## TASK REQUIREMENTS
Wherever a line in the data below holds "Saya", copy that line.

## DATA PROVIDED
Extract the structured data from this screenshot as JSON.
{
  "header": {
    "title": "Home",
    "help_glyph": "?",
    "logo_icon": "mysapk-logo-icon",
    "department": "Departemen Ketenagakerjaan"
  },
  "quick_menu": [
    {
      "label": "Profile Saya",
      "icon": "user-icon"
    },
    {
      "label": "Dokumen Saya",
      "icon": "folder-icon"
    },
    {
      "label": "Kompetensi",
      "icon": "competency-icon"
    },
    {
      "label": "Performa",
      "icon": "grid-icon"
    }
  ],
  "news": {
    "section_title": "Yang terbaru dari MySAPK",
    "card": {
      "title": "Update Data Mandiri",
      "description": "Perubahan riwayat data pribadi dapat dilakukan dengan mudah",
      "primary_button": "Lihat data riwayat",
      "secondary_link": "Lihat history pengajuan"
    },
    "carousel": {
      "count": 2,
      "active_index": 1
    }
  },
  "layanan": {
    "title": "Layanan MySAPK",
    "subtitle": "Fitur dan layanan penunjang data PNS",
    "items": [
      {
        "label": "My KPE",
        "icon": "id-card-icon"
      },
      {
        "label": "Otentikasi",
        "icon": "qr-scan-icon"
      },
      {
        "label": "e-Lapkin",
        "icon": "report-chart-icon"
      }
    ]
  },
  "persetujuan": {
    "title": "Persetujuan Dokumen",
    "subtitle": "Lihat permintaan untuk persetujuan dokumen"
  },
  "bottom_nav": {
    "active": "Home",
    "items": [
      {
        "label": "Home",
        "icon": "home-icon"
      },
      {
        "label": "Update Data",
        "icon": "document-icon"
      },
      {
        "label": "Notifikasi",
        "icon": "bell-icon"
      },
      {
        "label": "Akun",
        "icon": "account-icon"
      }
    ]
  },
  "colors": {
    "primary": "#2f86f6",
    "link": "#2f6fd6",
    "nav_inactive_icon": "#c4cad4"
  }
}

--

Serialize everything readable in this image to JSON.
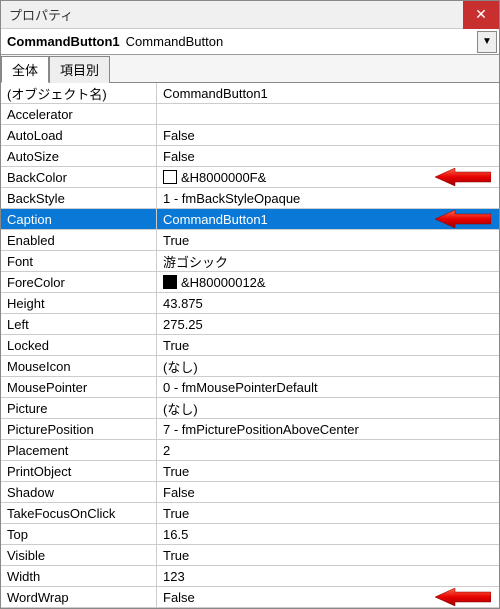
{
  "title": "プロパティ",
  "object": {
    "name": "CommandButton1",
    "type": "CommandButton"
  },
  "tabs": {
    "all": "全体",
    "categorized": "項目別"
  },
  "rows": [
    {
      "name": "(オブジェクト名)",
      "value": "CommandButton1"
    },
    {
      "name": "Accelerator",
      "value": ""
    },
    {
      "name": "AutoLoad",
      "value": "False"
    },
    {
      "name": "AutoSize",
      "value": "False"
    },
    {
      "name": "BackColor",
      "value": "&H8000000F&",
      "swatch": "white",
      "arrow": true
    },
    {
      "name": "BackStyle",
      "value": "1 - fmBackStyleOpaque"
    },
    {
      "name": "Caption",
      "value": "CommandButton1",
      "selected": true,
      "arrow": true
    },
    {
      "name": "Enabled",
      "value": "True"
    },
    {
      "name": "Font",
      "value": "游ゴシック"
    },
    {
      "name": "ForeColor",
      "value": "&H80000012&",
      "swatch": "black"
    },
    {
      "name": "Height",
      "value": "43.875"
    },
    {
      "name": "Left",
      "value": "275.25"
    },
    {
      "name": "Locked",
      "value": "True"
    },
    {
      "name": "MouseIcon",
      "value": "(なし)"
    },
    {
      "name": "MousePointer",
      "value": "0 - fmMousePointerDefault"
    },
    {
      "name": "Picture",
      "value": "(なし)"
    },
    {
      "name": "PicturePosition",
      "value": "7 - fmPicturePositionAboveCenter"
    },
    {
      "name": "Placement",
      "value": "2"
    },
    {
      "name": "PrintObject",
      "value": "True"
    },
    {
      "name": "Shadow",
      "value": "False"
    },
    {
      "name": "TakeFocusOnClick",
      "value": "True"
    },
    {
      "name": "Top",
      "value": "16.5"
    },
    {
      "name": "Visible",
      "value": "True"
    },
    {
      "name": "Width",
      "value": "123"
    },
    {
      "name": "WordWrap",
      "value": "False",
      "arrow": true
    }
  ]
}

* * *

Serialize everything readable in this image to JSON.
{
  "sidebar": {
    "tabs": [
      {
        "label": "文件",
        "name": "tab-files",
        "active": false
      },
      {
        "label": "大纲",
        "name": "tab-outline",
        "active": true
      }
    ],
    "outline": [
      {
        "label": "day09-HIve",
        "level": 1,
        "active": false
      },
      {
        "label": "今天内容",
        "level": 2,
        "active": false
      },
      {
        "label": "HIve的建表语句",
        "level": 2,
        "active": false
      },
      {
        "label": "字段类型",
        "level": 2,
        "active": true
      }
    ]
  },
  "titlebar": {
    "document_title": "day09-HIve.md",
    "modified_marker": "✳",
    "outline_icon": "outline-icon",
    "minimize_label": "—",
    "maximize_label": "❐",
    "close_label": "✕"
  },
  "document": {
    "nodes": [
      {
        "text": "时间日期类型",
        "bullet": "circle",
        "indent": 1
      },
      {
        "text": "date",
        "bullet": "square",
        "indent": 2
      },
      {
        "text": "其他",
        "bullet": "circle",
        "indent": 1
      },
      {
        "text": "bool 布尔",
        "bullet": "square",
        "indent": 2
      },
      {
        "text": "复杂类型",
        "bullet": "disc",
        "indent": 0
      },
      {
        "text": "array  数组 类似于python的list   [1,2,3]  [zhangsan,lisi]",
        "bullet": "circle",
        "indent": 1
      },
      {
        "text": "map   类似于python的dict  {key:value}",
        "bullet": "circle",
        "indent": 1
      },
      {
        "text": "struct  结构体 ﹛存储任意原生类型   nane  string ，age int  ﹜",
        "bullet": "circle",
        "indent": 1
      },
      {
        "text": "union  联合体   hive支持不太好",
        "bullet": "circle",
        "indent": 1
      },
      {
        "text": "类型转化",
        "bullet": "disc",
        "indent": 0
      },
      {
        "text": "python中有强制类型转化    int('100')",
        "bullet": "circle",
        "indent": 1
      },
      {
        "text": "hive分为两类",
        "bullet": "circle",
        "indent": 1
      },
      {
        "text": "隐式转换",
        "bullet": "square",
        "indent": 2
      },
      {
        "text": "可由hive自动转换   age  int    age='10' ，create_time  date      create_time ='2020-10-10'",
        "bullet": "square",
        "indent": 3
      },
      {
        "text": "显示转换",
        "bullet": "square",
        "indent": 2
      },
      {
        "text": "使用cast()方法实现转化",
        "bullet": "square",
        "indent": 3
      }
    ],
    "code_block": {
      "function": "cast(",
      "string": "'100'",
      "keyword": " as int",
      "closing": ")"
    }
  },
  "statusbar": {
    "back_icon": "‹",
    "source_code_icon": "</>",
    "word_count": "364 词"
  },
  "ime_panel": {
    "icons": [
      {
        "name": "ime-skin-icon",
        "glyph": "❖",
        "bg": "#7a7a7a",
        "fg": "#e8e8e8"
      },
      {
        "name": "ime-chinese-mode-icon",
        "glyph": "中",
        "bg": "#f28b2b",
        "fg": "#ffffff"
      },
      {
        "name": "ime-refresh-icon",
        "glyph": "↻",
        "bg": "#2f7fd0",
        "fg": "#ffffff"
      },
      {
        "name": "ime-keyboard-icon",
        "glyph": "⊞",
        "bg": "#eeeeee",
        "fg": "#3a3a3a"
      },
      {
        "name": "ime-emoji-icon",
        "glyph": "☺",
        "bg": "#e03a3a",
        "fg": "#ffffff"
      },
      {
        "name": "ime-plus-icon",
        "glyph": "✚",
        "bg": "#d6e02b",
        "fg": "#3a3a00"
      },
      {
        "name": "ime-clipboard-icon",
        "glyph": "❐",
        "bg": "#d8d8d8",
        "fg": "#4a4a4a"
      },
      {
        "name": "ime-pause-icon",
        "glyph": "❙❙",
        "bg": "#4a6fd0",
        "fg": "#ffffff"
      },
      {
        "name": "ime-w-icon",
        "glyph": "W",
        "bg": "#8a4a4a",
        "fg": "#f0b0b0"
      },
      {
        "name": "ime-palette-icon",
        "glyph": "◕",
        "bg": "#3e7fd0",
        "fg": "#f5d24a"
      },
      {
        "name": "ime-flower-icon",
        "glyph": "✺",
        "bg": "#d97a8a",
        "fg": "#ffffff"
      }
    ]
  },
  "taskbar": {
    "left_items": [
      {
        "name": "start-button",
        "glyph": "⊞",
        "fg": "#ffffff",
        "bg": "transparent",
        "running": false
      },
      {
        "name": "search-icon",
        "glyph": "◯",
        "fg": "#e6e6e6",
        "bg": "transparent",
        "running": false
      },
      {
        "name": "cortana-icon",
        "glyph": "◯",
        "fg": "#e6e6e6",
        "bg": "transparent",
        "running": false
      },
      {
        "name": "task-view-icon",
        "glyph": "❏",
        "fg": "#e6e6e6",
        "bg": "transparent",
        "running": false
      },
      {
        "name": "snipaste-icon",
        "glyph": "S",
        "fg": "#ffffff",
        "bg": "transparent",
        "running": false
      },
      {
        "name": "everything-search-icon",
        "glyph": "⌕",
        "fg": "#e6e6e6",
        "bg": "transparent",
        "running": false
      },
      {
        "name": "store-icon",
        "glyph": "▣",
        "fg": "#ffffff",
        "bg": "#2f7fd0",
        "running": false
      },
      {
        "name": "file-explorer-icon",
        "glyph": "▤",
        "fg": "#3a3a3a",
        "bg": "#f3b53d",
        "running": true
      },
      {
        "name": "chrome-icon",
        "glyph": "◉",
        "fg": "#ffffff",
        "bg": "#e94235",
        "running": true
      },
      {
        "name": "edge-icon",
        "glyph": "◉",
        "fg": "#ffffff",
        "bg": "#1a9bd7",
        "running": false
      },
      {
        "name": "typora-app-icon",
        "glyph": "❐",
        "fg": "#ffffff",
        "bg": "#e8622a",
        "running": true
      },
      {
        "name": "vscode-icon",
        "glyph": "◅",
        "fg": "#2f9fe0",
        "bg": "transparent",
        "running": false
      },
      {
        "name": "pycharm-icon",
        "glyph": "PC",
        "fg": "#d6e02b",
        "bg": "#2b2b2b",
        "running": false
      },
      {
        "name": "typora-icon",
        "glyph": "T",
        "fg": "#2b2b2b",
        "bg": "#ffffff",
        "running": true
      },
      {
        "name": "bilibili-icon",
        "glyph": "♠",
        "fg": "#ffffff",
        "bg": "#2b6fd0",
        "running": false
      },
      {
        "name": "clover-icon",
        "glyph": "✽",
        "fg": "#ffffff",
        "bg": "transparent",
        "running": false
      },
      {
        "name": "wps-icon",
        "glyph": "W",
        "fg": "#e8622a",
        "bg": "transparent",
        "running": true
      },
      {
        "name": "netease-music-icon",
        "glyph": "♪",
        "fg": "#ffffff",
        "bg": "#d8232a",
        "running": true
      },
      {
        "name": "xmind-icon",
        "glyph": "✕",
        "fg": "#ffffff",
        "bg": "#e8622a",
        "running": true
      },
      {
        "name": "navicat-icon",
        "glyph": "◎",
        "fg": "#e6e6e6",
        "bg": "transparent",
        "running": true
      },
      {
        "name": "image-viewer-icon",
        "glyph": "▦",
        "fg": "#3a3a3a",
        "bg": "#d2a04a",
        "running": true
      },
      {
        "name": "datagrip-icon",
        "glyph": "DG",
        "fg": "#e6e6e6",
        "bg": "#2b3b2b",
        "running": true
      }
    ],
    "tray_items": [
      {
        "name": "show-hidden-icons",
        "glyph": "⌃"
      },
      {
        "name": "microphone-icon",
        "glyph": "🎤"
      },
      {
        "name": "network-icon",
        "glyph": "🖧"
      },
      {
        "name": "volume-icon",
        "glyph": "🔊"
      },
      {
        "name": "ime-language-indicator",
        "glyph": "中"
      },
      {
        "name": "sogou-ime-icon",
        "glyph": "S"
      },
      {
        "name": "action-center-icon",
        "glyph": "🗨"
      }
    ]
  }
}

## SOLUTION
      "label": "Profile Saya",
      "label": "Dokumen Saya",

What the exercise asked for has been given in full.